Instructions for the task
Gather all lines from the material that contain "files".
--- start Provided records ---
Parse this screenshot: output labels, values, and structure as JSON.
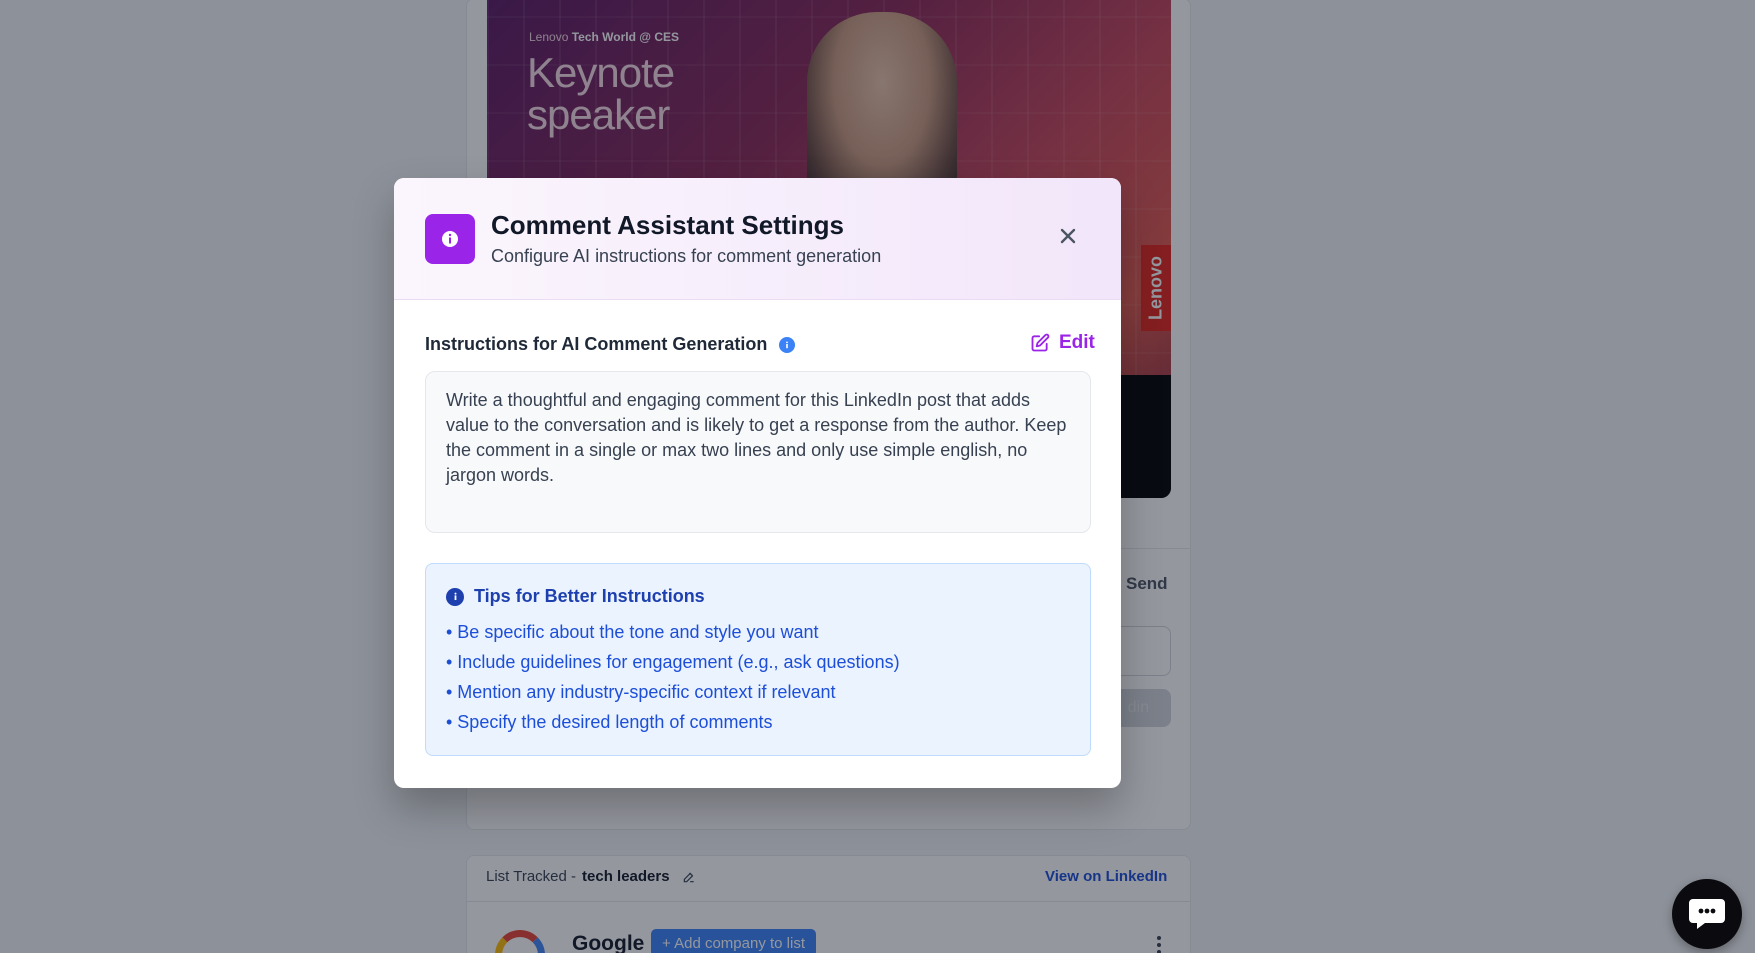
{
  "background": {
    "post_image": {
      "brand_line_prefix": "Lenovo",
      "brand_line_event": "Tech World @ CES",
      "headline_line1": "Keynote",
      "headline_line2": "speaker",
      "brand_tag": "Lenovo"
    },
    "send_label": "Send",
    "post_button_label": "din",
    "list_tracked": {
      "prefix": "List Tracked -",
      "list_name": "tech leaders",
      "view_link": "View on LinkedIn"
    },
    "company_row": {
      "name": "Google",
      "add_button": "+ Add company to list"
    }
  },
  "modal": {
    "title": "Comment Assistant Settings",
    "subtitle": "Configure AI instructions for comment generation",
    "section_label": "Instructions for AI Comment Generation",
    "edit_label": "Edit",
    "instructions_text": "Write a thoughtful and engaging comment for this LinkedIn post that adds value to the conversation and is likely to get a response from the author. Keep the comment in a single or max two lines and only use simple english, no jargon words.",
    "tips": {
      "title": "Tips for Better Instructions",
      "items": [
        "• Be specific about the tone and style you want",
        "• Include guidelines for engagement (e.g., ask questions)",
        "• Mention any industry-specific context if relevant",
        "• Specify the desired length of comments"
      ]
    }
  },
  "colors": {
    "accent_purple": "#9a24e8",
    "info_blue": "#3b82f6",
    "tips_text_blue": "#1d4ed8",
    "overlay": "rgba(17,24,39,0.45)"
  },
  "icons": {
    "header": "info-icon",
    "close": "close-icon",
    "edit": "edit-icon",
    "tips": "info-icon",
    "chat": "chat-bubble-icon"
  }
}
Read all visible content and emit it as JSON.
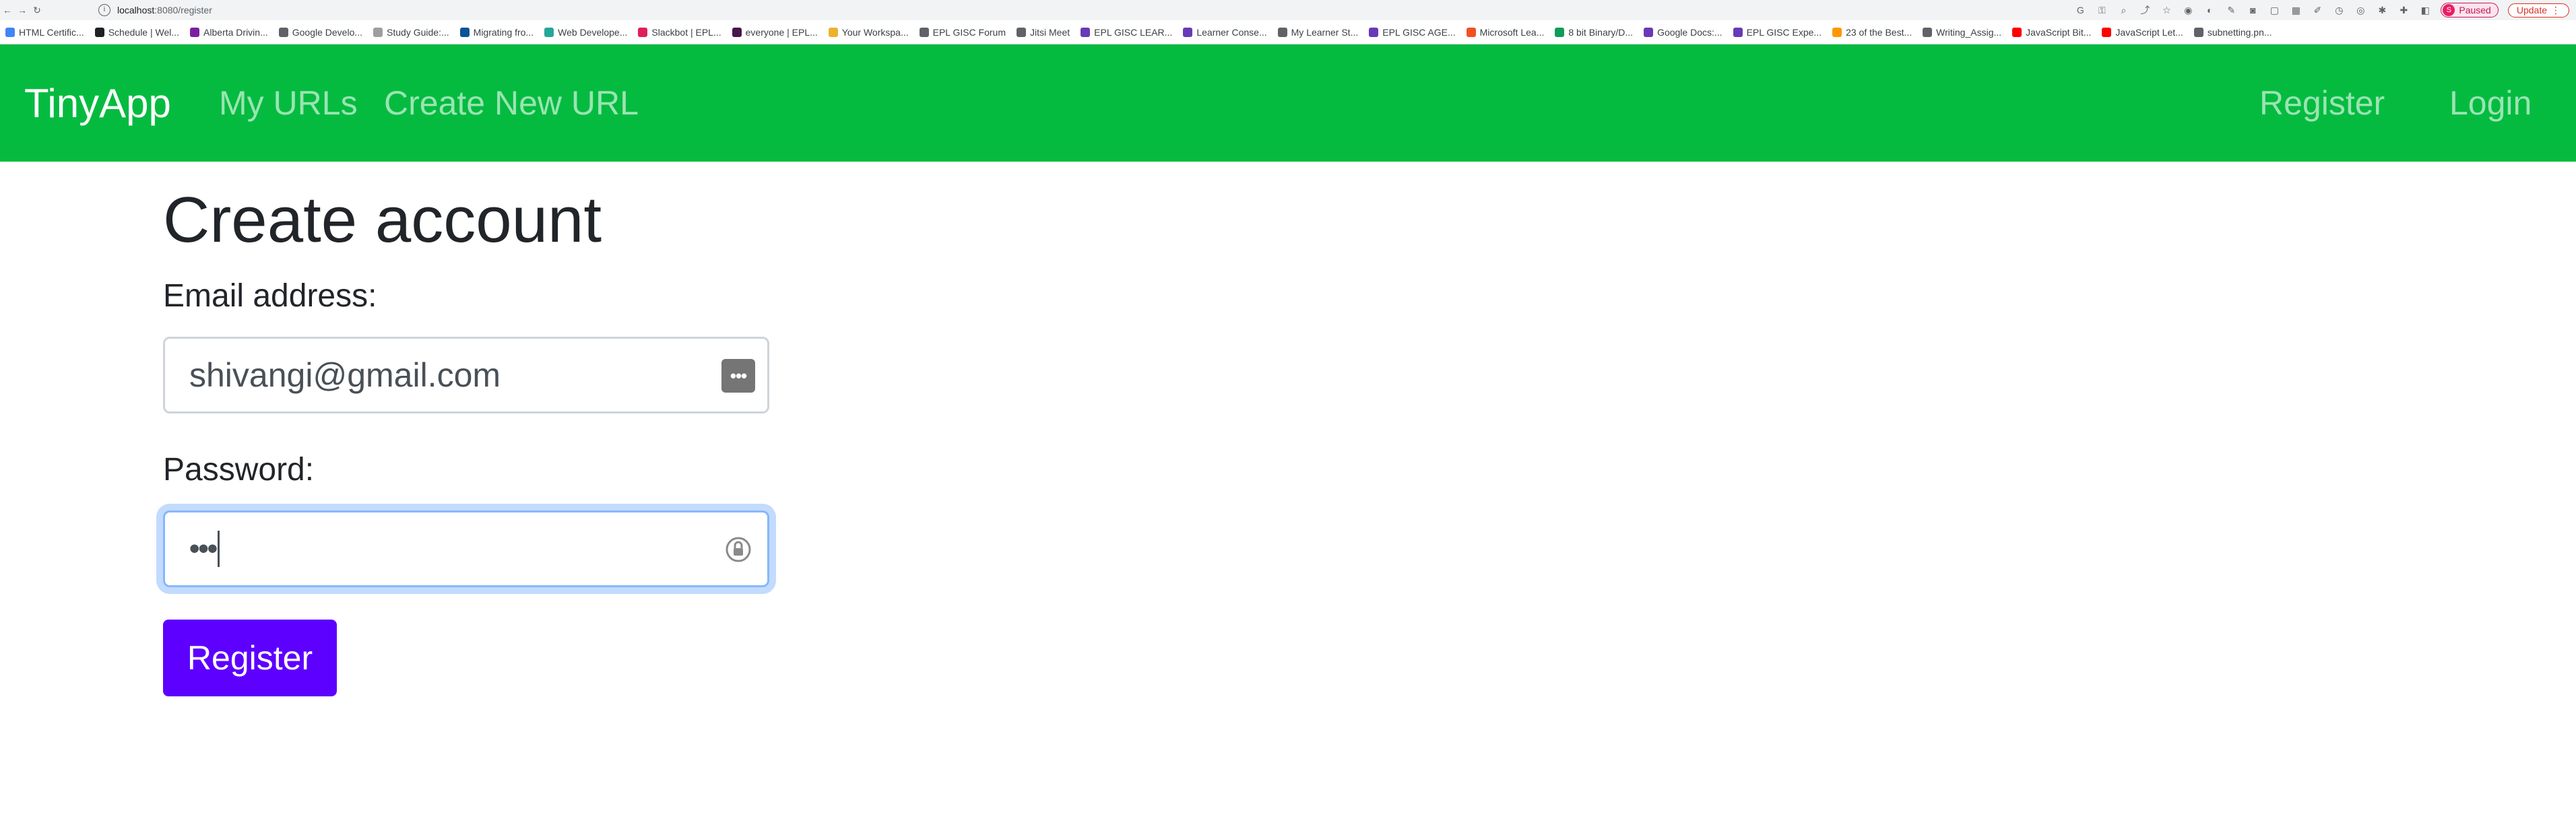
{
  "browser": {
    "url_host": "localhost",
    "url_path": ":8080/register",
    "profile_initial": "S",
    "profile_status": "Paused",
    "update_label": "Update"
  },
  "bookmarks": [
    {
      "label": "HTML Certific...",
      "color": "#4285f4"
    },
    {
      "label": "Schedule | Wel...",
      "color": "#202124"
    },
    {
      "label": "Alberta Drivin...",
      "color": "#7b1fa2"
    },
    {
      "label": "Google Develo...",
      "color": "#5f6368"
    },
    {
      "label": "Study Guide:...",
      "color": "#9e9e9e"
    },
    {
      "label": "Migrating fro...",
      "color": "#0b5394"
    },
    {
      "label": "Web Develope...",
      "color": "#26a69a"
    },
    {
      "label": "Slackbot | EPL...",
      "color": "#e01e5a"
    },
    {
      "label": "everyone | EPL...",
      "color": "#4a154b"
    },
    {
      "label": "Your Workspa...",
      "color": "#ecb22e"
    },
    {
      "label": "EPL GISC Forum",
      "color": "#5f6368"
    },
    {
      "label": "Jitsi Meet",
      "color": "#5f6368"
    },
    {
      "label": "EPL GISC LEAR...",
      "color": "#673ab7"
    },
    {
      "label": "Learner Conse...",
      "color": "#673ab7"
    },
    {
      "label": "My Learner St...",
      "color": "#5f6368"
    },
    {
      "label": "EPL GISC AGE...",
      "color": "#673ab7"
    },
    {
      "label": "Microsoft Lea...",
      "color": "#f25022"
    },
    {
      "label": "8 bit Binary/D...",
      "color": "#0f9d58"
    },
    {
      "label": "Google Docs:...",
      "color": "#673ab7"
    },
    {
      "label": "EPL GISC Expe...",
      "color": "#673ab7"
    },
    {
      "label": "23 of the Best...",
      "color": "#ff9800"
    },
    {
      "label": "Writing_Assig...",
      "color": "#5f6368"
    },
    {
      "label": "JavaScript Bit...",
      "color": "#ff0000"
    },
    {
      "label": "JavaScript Let...",
      "color": "#ff0000"
    },
    {
      "label": "subnetting.pn...",
      "color": "#5f6368"
    }
  ],
  "navbar": {
    "brand": "TinyApp",
    "my_urls": "My URLs",
    "create_new_url": "Create New URL",
    "register": "Register",
    "login": "Login",
    "bg_color": "#04bb40"
  },
  "form": {
    "title": "Create account",
    "email_label": "Email address:",
    "email_value": "shivangi@gmail.com",
    "password_label": "Password:",
    "password_mask": "•••",
    "submit_label": "Register",
    "submit_color": "#5d00ff"
  }
}
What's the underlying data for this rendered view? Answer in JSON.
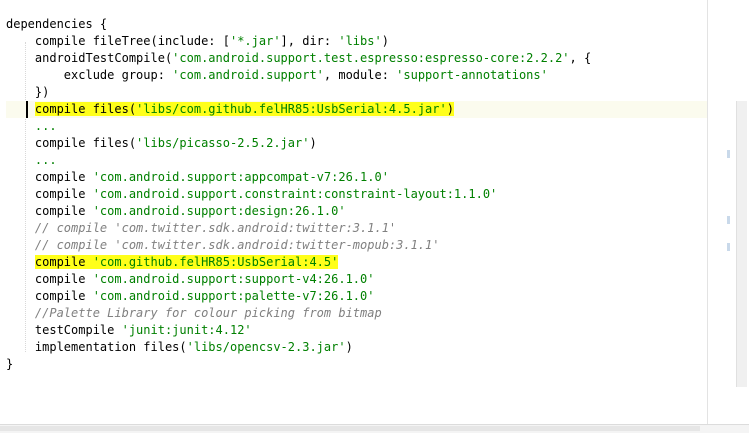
{
  "editor": {
    "lines": [
      {
        "parts": [
          {
            "text": "dependencies {",
            "cls": ""
          }
        ]
      },
      {
        "parts": [
          {
            "text": "    compile fileTree(include: [",
            "cls": ""
          },
          {
            "text": "'*.jar'",
            "cls": "str"
          },
          {
            "text": "], dir: ",
            "cls": ""
          },
          {
            "text": "'libs'",
            "cls": "str"
          },
          {
            "text": ")",
            "cls": ""
          }
        ]
      },
      {
        "parts": [
          {
            "text": "    androidTestCompile(",
            "cls": ""
          },
          {
            "text": "'com.android.support.test.espresso:espresso-core:2.2.2'",
            "cls": "str"
          },
          {
            "text": ", {",
            "cls": ""
          }
        ]
      },
      {
        "parts": [
          {
            "text": "        exclude group: ",
            "cls": ""
          },
          {
            "text": "'com.android.support'",
            "cls": "str"
          },
          {
            "text": ", module: ",
            "cls": ""
          },
          {
            "text": "'support-annotations'",
            "cls": "str"
          }
        ]
      },
      {
        "parts": [
          {
            "text": "    })",
            "cls": ""
          }
        ]
      },
      {
        "current": true,
        "parts": [
          {
            "text": "    ",
            "cls": ""
          },
          {
            "text": "compile files(",
            "cls": "hl"
          },
          {
            "text": "'libs/com.github.felHR85:UsbSerial:4.5.jar'",
            "cls": "str hl"
          },
          {
            "text": ")",
            "cls": "hl"
          }
        ]
      },
      {
        "parts": [
          {
            "text": "    ",
            "cls": ""
          },
          {
            "text": "...",
            "cls": "str"
          }
        ]
      },
      {
        "parts": [
          {
            "text": "    compile files(",
            "cls": ""
          },
          {
            "text": "'libs/picasso-2.5.2.jar'",
            "cls": "str"
          },
          {
            "text": ")",
            "cls": ""
          }
        ]
      },
      {
        "parts": [
          {
            "text": "    ",
            "cls": ""
          },
          {
            "text": "...",
            "cls": "str"
          }
        ]
      },
      {
        "parts": [
          {
            "text": "    compile ",
            "cls": ""
          },
          {
            "text": "'com.android.support:appcompat-v7:26.1.0'",
            "cls": "str"
          }
        ]
      },
      {
        "parts": [
          {
            "text": "    compile ",
            "cls": ""
          },
          {
            "text": "'com.android.support.constraint:constraint-layout:1.1.0'",
            "cls": "str"
          }
        ]
      },
      {
        "parts": [
          {
            "text": "    compile ",
            "cls": ""
          },
          {
            "text": "'com.android.support:design:26.1.0'",
            "cls": "str"
          }
        ]
      },
      {
        "parts": [
          {
            "text": "    ",
            "cls": ""
          },
          {
            "text": "// compile 'com.twitter.sdk.android:twitter:3.1.1'",
            "cls": "cmt"
          }
        ]
      },
      {
        "parts": [
          {
            "text": "    ",
            "cls": ""
          },
          {
            "text": "// compile 'com.twitter.sdk.android:twitter-mopub:3.1.1'",
            "cls": "cmt"
          }
        ]
      },
      {
        "parts": [
          {
            "text": "    ",
            "cls": ""
          },
          {
            "text": "compile ",
            "cls": "hl"
          },
          {
            "text": "'com.github.felHR85:UsbSerial:4.5'",
            "cls": "str hl"
          }
        ]
      },
      {
        "parts": [
          {
            "text": "    compile ",
            "cls": ""
          },
          {
            "text": "'com.android.support:support-v4:26.1.0'",
            "cls": "str"
          }
        ]
      },
      {
        "parts": [
          {
            "text": "    compile ",
            "cls": ""
          },
          {
            "text": "'com.android.support:palette-v7:26.1.0'",
            "cls": "str"
          }
        ]
      },
      {
        "parts": [
          {
            "text": "    ",
            "cls": ""
          },
          {
            "text": "//Palette Library for colour picking from bitmap",
            "cls": "cmt"
          }
        ]
      },
      {
        "parts": [
          {
            "text": "    testCompile ",
            "cls": ""
          },
          {
            "text": "'junit:junit:4.12'",
            "cls": "str"
          }
        ]
      },
      {
        "parts": [
          {
            "text": "    implementation files(",
            "cls": ""
          },
          {
            "text": "'libs/opencsv-2.3.jar'",
            "cls": "str"
          },
          {
            "text": ")",
            "cls": ""
          }
        ]
      },
      {
        "parts": [
          {
            "text": "}",
            "cls": ""
          }
        ]
      }
    ]
  },
  "colors": {
    "string": "#008000",
    "comment": "#808080",
    "highlight": "#ffff1a",
    "current_line": "#fbfbee"
  }
}
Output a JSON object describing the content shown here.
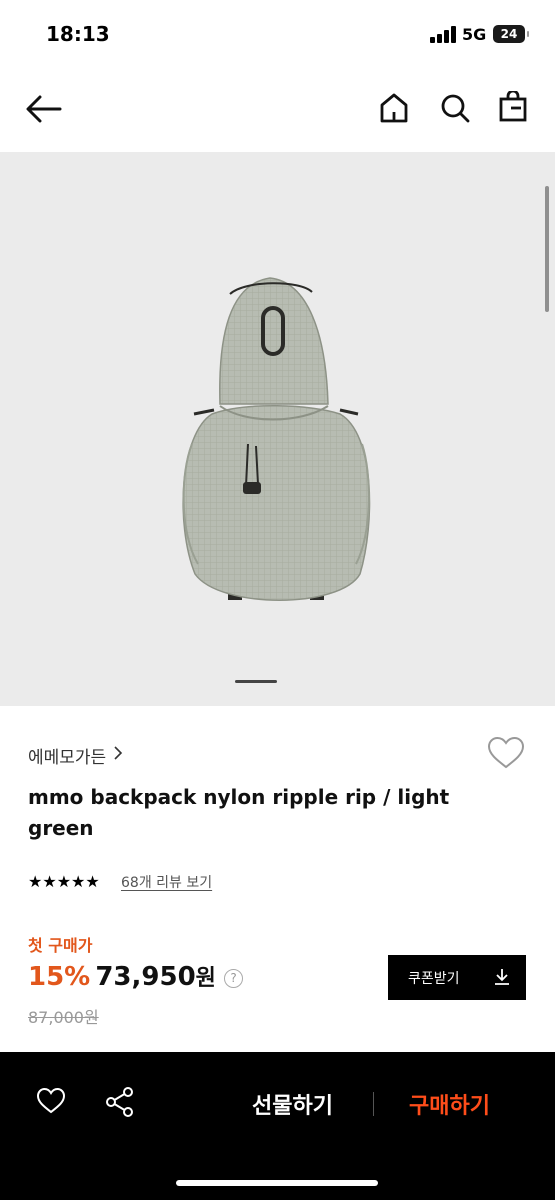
--- end Provided records ---
Final result
            "text": "compile files(",
            "text": "    compile files(",
            "text": "    implementation files(",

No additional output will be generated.